Reading text:
Laparoscopic Management of Synchronous Bilateral Ovarian Torsion in a Neonate

Murat Alkan 1*; Ali Elbek 2; Cuneyt Evruke 3; Ahmet Eray Memec 4; Bulent Aziz Ozkan 5; Hatice Gülin Sucak 6; Ozgur Talat Erkan 7

1. Department of Pediatric Surgery, Division of Pediatric Urology, Cukurova University, Faculty of Medicine, Adana, Turkey , 2. Department of Pediatric Surgery, Medline Adana Hospital, Adana, Turkey , 3. Department of Obstetrics and Gynecology, Cukurova University, Faculty of Medicine, Adana, Turkey , 4. Department of Obstetrics and Gynecology, Medline Adana Hospital, Adana, Turkey , 5. Department of Pediatrics and Neonatology, Medline Adana Hospital, Adana, Turkey , 6. Department of Radiology, Medline Adana Hospital, Adana, Turkey , 7. Department of Anesthesiology, Medline Adana Hospital, Adana, Turkey

Correspondence: *. Correspondence: Murat Alkan, Department of Pediatric Surgery, Division of Pediatric Urology, Cukurova University, Faculty of Medicine, Adana, Turkey E-mail: E-mail:


Synchronous bilateral ovarian torsion is an uncommon entity of which both ovaries twist at the same time or observed twisted during the surgical intervention. Herein, we present a neonate with bilateral ovarian torsion, which successfully managed by laparoscopic approach.

Required action A:
Decide whether each statement agrees with the text on bilateral ovarian torsion in a neonate, answering yes or no and quoting the deciding words. (i) The neonate's condition was managed by a laparoscopic approach. (ii) Murat Alkan is affiliated with Medline Adana Hospital. (iii) Synchronous bilateral ovarian torsion is described as a common entity.
Required action B:
Answer these questions from the text on bilateral ovarian torsion in a neonate:
(i) With which department is Hatice Gülin Sucak affiliated?
(ii) Who is named as the corresponding author?
(iii) What happens to the ovaries in synchronous bilateral ovarian torsion?
Required action C:
Extend the text on bilateral ovarian torsion in a neonate beyond its final sentence.

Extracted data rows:
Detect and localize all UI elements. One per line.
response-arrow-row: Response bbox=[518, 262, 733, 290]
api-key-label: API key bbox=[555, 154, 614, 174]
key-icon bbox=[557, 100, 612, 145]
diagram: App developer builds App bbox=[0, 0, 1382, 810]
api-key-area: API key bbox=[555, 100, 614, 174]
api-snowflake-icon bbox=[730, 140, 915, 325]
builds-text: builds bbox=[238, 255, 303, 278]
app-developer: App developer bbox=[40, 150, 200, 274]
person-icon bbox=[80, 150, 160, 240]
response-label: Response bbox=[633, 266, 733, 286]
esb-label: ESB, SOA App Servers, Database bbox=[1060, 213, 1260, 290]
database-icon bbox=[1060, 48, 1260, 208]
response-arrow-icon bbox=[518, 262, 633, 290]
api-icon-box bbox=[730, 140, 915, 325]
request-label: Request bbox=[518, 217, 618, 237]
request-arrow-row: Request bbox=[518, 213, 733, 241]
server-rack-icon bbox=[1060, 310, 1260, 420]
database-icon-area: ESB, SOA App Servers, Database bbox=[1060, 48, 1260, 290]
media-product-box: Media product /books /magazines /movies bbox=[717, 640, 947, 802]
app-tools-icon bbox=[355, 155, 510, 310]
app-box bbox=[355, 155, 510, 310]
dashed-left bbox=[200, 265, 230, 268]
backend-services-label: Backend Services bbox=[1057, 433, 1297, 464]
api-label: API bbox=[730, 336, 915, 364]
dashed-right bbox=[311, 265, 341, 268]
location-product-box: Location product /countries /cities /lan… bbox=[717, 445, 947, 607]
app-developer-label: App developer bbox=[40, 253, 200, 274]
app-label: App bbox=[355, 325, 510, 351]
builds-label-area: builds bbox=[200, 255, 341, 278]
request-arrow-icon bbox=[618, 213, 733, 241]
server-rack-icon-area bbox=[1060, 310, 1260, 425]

Written answer A:
(i) Yes: "which successfully managed by laparoscopic approach"
(ii) No: "Department of Pediatric Surgery, Division of Pediatric Urology, Cukurova University, Faculty of Medicine, Adana, Turkey"
(iii) No: "an uncommon entity"

Written answer B:
(i) The Department of Radiology, Medline Adana Hospital, Adana, Turkey.
(ii) Murat Alkan.
(iii) Both ovaries twist at the same time, or they are observed twisted during the surgical intervention.

Written answer C:
Received: 2015 November 10; Accepted: 2015 November 21

J Neonat Surg. 2016 Jan 1; 5(1): 7


Copyright: © 2016 JNS

Keywords: Synchronous, Bilateral ovarian torsion, Neonate.


A neonate born at term to a 26-year-old primigravida by elective cesarean delivery was diagnosed with an intra-abdominal cystic mass at 35th week of pregnancy. A conservative management plan was undertaken with repeated ultrasonographic evaluations every two weeks. The pregnancy, medical history of the patient and birth were unremarkable. A female full-term infant of 39+5 week of gestation was delivered with a birth weight of 4160 gram. Physical examination was unremarkable. Post-delivery ultrasonography revealed an anechoic uncomplicated cystic mass measuring 5x3.5 cm located in the right pelvis and another semi-solid complicated cystic mass was located in the left pelvis with a measure of 5.4x3.8 cm, without any vascular signal. Both ovaries were not identified.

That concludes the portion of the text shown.